И (такое не раз бывало в науке) высоко оценив труд Чаплыгина,
аэродинамики не придали большого значения докладу немецкого ученого
Буземана, сообщившего тому же конгрессу о подмеченном им эффекте
стреловидности. Буземан - известный ученый. Он создал теорию сверхзвукового
обтекания. Однако и сам не оценил по достоинству открытый им эффект
стреловидности. Отметив факт, Буземан не сумел дать интересное практике
толкование возможностей и перспектив своего открытия.
Между открытием эффекта стреловидности и его воплощением в реальных
конструкциях пролегала "дистанция огромного размера".
И вот что любопытно. В годы войны, когда немецкая наука и техника
занялись проблемами скоростной авиации, Буземан- продолжил исследования, но
самолета со стреловидным крылом немцы все же не построили. И не
мудрено. Они не достигли скоростей, при которых продвигаться вперед без
такого крыла было просто нельзя.

» **Задание 1**:
Перепишите строки набора данных с самой первой по строку со словами «Ratio of mean-square» включительно и замените в них «Comparison with Experiment» на «Comparison with Theory». Все остальное оставьте без изменений.

(Элементы набора данных)
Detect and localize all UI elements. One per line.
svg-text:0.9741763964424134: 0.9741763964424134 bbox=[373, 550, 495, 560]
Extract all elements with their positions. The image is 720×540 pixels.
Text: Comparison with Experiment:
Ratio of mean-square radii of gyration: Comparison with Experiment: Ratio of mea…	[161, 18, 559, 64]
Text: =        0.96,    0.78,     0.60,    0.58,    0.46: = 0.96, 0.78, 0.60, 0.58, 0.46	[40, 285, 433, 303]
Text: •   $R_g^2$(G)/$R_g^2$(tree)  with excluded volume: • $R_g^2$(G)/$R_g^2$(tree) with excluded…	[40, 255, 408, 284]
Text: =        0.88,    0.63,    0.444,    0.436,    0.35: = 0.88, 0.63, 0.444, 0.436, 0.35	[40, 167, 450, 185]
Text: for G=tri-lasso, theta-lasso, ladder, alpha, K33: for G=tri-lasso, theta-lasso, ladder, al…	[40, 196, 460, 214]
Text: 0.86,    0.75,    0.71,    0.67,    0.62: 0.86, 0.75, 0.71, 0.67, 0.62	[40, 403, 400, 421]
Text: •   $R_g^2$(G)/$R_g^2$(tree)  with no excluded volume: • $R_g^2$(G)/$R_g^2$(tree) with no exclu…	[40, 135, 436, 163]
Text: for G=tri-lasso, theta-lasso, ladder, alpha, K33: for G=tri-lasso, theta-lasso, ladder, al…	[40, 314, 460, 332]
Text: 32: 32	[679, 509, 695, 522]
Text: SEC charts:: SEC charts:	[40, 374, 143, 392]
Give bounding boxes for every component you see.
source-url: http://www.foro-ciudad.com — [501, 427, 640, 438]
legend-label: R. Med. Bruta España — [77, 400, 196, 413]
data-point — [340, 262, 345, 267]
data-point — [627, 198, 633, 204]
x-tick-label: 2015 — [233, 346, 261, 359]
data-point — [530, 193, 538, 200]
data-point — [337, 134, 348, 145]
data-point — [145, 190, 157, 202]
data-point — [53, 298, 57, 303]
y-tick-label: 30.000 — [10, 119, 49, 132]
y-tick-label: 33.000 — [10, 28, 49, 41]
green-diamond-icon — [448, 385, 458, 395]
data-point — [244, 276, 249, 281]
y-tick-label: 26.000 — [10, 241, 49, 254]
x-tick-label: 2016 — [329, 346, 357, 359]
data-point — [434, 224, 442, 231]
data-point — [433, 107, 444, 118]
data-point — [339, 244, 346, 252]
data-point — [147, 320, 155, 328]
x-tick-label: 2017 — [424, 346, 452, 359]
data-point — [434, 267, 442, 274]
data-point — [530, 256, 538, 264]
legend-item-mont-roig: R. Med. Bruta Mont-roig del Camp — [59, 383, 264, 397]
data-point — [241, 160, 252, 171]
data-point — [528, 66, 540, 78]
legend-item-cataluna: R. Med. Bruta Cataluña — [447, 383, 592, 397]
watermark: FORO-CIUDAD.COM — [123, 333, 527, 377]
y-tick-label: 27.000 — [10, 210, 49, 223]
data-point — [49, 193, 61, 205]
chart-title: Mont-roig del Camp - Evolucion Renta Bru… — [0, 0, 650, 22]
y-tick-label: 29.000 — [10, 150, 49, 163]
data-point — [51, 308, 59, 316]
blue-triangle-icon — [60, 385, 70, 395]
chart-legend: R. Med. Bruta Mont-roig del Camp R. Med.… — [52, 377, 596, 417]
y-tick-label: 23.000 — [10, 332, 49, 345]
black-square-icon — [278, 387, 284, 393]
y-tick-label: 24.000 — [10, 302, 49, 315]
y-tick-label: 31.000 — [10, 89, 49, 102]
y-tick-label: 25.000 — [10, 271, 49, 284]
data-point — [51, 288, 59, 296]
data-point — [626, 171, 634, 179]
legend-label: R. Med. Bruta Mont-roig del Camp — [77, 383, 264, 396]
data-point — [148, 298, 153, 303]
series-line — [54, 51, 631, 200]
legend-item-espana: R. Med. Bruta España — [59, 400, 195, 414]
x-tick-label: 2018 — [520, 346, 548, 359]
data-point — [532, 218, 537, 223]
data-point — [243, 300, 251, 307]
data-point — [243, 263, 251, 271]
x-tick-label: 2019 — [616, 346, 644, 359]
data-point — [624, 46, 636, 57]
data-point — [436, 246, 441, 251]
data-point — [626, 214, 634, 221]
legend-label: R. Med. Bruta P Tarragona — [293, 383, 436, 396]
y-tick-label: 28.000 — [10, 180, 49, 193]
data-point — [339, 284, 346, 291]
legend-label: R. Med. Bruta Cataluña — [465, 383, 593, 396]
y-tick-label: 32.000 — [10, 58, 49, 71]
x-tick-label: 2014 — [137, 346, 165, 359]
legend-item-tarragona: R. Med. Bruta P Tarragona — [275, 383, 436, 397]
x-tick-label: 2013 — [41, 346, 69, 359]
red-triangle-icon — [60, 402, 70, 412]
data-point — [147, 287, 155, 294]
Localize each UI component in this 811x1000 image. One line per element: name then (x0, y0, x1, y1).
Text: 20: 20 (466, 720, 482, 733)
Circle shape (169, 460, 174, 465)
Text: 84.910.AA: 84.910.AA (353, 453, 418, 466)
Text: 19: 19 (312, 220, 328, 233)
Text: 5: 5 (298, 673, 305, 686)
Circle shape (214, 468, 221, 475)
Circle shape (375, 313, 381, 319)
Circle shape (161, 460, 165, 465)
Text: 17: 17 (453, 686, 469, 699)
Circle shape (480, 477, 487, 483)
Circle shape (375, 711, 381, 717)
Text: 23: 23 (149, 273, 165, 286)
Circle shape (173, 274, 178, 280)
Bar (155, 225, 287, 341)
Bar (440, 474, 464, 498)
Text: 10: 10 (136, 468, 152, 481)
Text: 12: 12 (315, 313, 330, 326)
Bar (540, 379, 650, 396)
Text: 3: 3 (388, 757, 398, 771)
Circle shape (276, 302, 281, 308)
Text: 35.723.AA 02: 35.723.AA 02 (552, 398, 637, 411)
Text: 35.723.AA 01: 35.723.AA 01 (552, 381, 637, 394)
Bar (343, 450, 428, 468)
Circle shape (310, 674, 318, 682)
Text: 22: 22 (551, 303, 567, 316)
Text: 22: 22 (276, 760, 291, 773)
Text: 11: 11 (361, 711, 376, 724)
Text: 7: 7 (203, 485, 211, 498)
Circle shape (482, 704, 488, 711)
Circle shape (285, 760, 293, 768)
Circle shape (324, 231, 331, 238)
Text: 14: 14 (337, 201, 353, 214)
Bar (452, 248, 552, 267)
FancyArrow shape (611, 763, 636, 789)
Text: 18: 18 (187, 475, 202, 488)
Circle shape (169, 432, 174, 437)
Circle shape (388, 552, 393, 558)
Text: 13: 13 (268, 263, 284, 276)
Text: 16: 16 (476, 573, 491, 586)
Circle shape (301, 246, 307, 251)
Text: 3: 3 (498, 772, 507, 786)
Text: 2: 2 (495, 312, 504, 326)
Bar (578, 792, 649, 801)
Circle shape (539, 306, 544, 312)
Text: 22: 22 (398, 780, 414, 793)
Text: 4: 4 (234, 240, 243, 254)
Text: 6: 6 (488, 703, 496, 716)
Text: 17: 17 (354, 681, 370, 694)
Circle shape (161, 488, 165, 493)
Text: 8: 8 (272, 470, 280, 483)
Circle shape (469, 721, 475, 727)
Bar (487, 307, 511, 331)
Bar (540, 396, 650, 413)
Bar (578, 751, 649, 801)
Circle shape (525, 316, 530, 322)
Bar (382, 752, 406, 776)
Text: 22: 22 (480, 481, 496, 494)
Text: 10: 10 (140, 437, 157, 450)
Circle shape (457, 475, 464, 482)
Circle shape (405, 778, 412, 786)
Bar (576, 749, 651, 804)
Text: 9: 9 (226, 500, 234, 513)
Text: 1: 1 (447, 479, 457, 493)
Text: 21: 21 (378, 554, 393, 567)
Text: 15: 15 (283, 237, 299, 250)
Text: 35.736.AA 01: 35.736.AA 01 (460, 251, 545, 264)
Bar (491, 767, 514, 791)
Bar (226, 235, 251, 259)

» **Задание 2**:
Выпишите из текста об эффекте стреловидности все словосочетания, в которых есть слово «стреловидность» или «стреловидный» в любой форме, вместе со словом, к которому оно относится.

» **Итоговый ответ 1**:
Detect and localize all UI elements. One per line.
svg-text:0.9741763964424134: 0.9741763964424134 bbox=[373, 550, 495, 560]
Extract all elements with their positions. The image is 720×540 pixels.
Text: Comparison with Theory:
Ratio of mean-square radii of gyration: Comparison with Theory: Ratio of mea…	[161, 18, 559, 64]

» **Итоговый ответ 2**:
эффекте стреловидности
эффект стреловидности
эффекта стреловидности
стреловидным крылом